begin Data extract

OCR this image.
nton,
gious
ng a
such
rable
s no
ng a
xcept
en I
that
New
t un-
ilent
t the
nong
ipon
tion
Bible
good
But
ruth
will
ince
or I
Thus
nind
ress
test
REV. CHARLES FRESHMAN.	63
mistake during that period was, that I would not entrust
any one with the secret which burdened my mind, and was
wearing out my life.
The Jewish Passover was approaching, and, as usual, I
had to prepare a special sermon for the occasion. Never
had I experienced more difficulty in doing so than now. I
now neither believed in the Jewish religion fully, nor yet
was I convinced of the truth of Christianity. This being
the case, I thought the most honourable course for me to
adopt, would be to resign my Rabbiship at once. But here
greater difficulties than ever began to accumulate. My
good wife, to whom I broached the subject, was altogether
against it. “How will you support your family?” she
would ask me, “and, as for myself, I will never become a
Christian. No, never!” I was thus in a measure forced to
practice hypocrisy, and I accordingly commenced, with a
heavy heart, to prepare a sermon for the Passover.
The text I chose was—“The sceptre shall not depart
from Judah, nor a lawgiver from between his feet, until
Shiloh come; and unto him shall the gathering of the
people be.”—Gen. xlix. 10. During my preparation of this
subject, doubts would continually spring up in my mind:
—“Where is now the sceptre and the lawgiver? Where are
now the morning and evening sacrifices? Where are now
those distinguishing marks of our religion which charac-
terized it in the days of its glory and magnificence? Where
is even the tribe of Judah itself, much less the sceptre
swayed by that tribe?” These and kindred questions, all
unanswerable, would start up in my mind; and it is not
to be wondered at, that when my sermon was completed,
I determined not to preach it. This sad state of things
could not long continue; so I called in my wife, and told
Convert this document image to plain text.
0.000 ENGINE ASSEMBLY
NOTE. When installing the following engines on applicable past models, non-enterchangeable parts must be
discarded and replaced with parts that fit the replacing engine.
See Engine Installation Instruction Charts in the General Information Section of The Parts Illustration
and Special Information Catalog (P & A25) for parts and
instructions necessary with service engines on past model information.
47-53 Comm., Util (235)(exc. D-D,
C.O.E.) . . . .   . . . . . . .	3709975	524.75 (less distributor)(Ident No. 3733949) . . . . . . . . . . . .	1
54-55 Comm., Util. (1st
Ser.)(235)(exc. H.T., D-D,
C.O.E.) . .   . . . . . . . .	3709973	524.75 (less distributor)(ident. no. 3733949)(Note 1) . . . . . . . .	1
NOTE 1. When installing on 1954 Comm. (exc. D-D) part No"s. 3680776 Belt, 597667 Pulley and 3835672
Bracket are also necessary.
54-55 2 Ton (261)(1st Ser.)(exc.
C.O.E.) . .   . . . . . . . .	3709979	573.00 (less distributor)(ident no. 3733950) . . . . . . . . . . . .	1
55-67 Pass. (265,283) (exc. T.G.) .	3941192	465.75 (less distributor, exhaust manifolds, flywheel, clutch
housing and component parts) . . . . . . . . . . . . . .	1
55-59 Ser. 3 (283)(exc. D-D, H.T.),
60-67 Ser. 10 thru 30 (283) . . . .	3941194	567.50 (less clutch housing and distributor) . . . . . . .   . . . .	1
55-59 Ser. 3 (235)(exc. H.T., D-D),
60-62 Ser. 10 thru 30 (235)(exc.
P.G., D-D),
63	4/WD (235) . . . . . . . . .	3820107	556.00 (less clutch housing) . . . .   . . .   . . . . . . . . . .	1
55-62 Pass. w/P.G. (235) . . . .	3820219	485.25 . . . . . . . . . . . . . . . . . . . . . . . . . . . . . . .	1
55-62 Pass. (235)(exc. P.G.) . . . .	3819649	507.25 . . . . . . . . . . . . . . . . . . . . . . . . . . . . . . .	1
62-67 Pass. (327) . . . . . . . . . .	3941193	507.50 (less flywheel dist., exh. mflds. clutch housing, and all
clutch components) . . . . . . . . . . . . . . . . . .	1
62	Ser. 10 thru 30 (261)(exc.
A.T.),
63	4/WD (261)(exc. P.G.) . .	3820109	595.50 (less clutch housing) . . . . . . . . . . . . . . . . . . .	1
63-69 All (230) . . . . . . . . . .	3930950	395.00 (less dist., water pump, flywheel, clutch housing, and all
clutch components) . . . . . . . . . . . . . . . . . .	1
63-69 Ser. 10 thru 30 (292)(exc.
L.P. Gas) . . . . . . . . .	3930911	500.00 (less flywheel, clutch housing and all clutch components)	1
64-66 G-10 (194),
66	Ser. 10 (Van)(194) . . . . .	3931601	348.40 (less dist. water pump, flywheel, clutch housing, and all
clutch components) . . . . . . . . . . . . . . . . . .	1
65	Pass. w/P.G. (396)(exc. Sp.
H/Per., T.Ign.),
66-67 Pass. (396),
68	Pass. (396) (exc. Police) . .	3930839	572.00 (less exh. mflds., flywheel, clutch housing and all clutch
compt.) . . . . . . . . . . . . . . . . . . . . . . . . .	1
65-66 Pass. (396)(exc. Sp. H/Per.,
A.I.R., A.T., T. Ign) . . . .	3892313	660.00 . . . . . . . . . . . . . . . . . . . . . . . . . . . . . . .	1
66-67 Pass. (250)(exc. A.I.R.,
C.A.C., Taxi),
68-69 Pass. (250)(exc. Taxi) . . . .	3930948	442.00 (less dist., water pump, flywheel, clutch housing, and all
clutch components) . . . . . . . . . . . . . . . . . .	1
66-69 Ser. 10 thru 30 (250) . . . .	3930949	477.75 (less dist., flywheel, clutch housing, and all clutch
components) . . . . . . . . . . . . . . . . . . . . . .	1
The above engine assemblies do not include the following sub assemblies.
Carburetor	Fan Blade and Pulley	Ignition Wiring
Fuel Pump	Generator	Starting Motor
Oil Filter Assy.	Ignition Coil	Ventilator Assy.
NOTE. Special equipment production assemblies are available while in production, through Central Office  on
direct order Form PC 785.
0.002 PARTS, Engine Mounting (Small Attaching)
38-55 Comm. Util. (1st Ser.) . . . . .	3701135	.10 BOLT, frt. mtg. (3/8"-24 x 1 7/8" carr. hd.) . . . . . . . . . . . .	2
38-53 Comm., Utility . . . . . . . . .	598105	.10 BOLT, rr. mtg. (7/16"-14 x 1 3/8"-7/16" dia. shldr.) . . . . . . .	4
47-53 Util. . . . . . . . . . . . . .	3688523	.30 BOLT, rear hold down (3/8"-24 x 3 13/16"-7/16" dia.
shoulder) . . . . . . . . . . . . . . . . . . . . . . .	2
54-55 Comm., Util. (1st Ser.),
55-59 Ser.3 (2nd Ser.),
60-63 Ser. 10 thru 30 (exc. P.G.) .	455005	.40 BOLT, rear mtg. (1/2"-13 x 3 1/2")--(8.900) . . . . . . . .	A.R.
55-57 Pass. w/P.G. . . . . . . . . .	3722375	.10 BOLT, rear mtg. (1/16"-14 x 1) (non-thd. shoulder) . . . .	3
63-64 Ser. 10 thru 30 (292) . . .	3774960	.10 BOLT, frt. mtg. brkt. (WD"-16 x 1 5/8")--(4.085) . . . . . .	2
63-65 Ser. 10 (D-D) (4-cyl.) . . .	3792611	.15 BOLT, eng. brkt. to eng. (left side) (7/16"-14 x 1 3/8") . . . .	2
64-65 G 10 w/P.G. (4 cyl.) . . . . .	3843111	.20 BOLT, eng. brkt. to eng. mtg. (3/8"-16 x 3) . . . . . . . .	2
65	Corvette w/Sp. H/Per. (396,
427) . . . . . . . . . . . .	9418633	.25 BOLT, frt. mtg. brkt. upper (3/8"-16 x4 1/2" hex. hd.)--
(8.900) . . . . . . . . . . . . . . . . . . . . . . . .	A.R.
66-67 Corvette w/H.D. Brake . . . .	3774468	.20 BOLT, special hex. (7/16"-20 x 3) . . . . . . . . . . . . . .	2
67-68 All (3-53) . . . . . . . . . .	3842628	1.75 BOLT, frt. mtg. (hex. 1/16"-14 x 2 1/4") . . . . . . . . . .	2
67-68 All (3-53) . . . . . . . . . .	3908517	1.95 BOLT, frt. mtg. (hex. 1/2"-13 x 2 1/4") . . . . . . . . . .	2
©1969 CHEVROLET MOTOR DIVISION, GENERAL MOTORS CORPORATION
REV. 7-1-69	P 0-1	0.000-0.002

end Data extract

Pull out every line in the material above where "Judah" occurs.

from Judah, nor a lawgiver from between his feet, until
is even the tribe of Judah itself, much less the sceptre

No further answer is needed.